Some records
----------

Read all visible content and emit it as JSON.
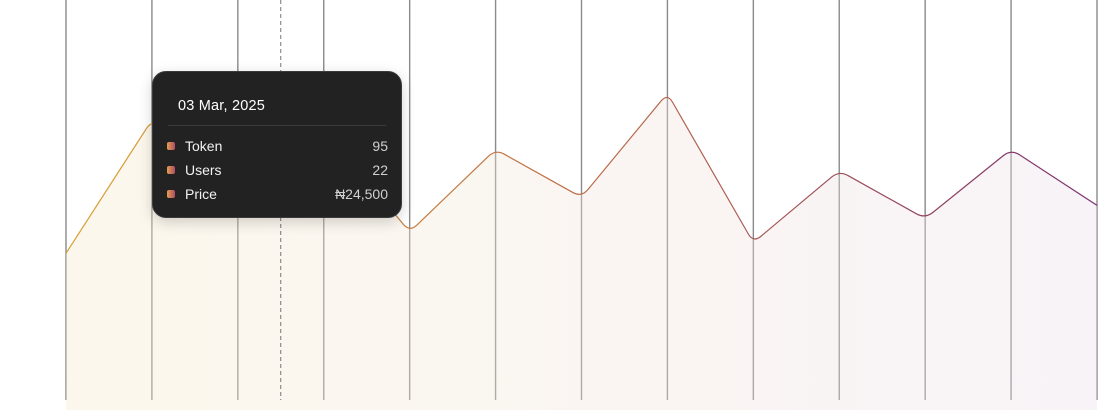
{
  "chart_data": {
    "type": "area",
    "grid": "vertical",
    "ylim": [
      0,
      150
    ],
    "series": [
      {
        "values": [
          55,
          105,
          76,
          102,
          63,
          94,
          76,
          115,
          59,
          86,
          68,
          94,
          73
        ]
      }
    ],
    "colors": {
      "line_start": "#d9a033",
      "line_mid": "#b8684a",
      "line_end": "#7a2f6e",
      "grid": "#8a8a8a",
      "crosshair": "#555555",
      "marker_fill": "#c9684a",
      "marker_stroke": "#3a2a2a"
    },
    "tooltip": {
      "date": "03 Mar, 2025",
      "rows": [
        {
          "label": "Token",
          "value": "95"
        },
        {
          "label": "Users",
          "value": "22"
        },
        {
          "label": "Price",
          "value": "₦24,500"
        }
      ]
    },
    "hover_value": 90
  }
}
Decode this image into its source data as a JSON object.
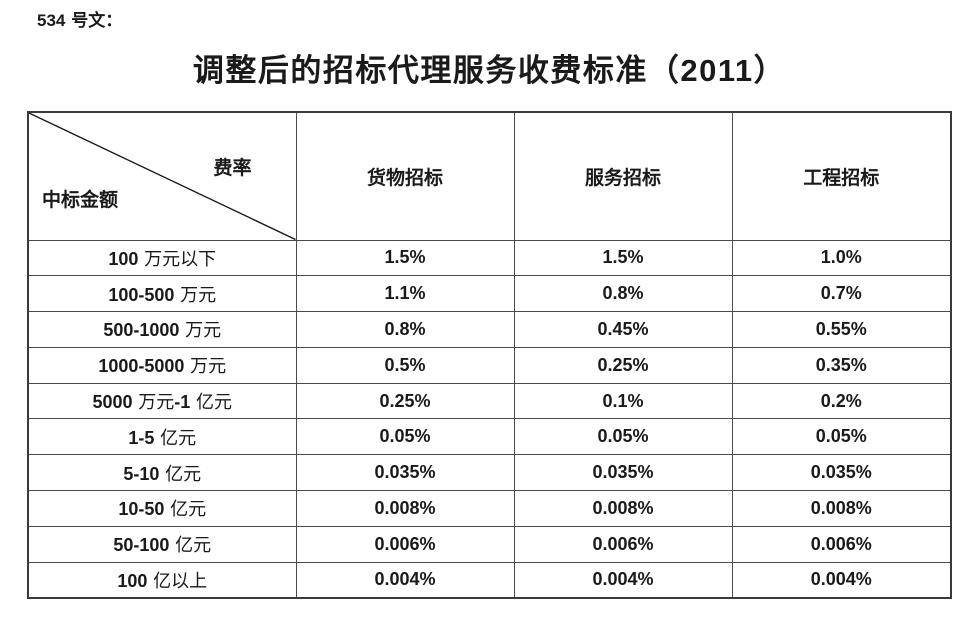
{
  "doc_label": "534 号文：",
  "title": "调整后的招标代理服务收费标准（2011）",
  "table": {
    "corner": {
      "top_right": "费率",
      "bottom_left": "中标金额"
    },
    "columns": [
      "货物招标",
      "服务招标",
      "工程招标"
    ],
    "rows": [
      {
        "amount": "100 万元以下",
        "values": [
          "1.5%",
          "1.5%",
          "1.0%"
        ]
      },
      {
        "amount": "100-500 万元",
        "values": [
          "1.1%",
          "0.8%",
          "0.7%"
        ]
      },
      {
        "amount": "500-1000 万元",
        "values": [
          "0.8%",
          "0.45%",
          "0.55%"
        ]
      },
      {
        "amount": "1000-5000 万元",
        "values": [
          "0.5%",
          "0.25%",
          "0.35%"
        ]
      },
      {
        "amount": "5000 万元-1 亿元",
        "values": [
          "0.25%",
          "0.1%",
          "0.2%"
        ]
      },
      {
        "amount": "1-5 亿元",
        "values": [
          "0.05%",
          "0.05%",
          "0.05%"
        ]
      },
      {
        "amount": "5-10 亿元",
        "values": [
          "0.035%",
          "0.035%",
          "0.035%"
        ]
      },
      {
        "amount": "10-50 亿元",
        "values": [
          "0.008%",
          "0.008%",
          "0.008%"
        ]
      },
      {
        "amount": "50-100 亿元",
        "values": [
          "0.006%",
          "0.006%",
          "0.006%"
        ]
      },
      {
        "amount": "100 亿以上",
        "values": [
          "0.004%",
          "0.004%",
          "0.004%"
        ]
      }
    ],
    "border_color": "#3a3a3a",
    "text_color": "#1a1a1a"
  }
}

----------

• **Directions**
List every line above that contains the word "amount".

• **Task result**
        "amount": "100 万元以下",
        "amount": "100-500 万元",
        "amount": "500-1000 万元",
        "amount": "1000-5000 万元",
        "amount": "5000 万元-1 亿元",
        "amount": "1-5 亿元",
        "amount": "5-10 亿元",
        "amount": "10-50 亿元",
        "amount": "50-100 亿元",
        "amount": "100 亿以上",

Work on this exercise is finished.